> Your goal
Tally every line of the listing below that holds "Convertible", then give the tally alone.

> Source material
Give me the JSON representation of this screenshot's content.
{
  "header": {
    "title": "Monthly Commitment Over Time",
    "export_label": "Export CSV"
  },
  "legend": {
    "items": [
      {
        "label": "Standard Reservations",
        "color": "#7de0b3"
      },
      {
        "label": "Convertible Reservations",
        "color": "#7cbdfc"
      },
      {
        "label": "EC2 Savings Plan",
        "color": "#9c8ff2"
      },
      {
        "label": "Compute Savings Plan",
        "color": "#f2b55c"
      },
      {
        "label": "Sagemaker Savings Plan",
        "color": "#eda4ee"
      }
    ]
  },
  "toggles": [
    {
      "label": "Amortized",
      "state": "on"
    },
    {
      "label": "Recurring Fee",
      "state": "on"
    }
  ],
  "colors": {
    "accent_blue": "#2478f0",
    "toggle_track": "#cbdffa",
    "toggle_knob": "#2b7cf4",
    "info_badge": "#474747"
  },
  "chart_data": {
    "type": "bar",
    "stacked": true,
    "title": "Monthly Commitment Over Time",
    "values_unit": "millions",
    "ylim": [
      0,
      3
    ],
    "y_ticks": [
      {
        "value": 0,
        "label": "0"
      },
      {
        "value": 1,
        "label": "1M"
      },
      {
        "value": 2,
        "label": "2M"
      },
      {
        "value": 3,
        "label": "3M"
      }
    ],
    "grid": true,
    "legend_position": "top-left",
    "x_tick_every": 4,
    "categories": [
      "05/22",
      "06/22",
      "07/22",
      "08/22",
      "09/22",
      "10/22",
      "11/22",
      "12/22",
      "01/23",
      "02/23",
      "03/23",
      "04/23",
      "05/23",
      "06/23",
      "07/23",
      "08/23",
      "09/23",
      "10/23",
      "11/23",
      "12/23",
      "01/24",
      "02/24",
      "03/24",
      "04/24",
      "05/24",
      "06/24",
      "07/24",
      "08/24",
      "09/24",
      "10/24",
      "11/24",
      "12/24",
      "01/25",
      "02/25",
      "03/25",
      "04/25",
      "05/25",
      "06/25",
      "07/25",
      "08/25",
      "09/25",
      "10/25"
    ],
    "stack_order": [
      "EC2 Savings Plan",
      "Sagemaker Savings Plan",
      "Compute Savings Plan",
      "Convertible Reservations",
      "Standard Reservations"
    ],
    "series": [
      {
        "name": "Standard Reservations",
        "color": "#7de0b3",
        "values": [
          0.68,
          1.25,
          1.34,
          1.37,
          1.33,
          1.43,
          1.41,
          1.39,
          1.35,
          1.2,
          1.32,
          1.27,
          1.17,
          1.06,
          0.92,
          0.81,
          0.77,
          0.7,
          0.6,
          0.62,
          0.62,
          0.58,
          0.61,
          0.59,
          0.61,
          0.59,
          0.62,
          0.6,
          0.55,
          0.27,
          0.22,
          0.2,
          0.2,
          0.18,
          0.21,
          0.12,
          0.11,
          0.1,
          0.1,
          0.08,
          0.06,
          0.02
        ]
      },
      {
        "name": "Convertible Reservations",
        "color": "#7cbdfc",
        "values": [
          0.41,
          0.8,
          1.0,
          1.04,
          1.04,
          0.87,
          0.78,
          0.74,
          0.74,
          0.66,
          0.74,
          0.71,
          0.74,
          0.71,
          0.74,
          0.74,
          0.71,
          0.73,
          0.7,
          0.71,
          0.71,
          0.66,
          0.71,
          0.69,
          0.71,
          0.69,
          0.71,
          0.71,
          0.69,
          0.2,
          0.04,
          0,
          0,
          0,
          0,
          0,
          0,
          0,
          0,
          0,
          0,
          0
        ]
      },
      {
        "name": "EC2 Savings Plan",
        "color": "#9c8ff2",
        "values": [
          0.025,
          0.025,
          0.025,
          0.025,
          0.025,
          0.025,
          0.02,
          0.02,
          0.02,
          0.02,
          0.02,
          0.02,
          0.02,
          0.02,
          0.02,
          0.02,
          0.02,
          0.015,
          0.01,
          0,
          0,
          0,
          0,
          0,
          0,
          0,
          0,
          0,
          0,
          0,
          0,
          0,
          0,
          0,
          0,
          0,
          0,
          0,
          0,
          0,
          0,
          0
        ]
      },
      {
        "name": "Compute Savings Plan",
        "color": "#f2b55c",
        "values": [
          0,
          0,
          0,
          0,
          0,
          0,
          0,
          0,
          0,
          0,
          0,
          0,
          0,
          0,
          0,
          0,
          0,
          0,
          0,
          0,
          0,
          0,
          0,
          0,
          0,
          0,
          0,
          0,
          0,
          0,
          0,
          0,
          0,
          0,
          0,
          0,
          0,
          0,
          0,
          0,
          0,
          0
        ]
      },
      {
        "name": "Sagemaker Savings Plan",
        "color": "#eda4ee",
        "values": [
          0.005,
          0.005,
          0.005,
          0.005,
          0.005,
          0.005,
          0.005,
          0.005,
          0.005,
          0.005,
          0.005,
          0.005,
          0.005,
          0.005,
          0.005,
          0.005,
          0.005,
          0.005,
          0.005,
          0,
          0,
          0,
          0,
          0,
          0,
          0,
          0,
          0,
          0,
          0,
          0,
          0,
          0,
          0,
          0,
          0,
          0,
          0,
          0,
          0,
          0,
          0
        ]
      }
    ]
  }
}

> The solution
3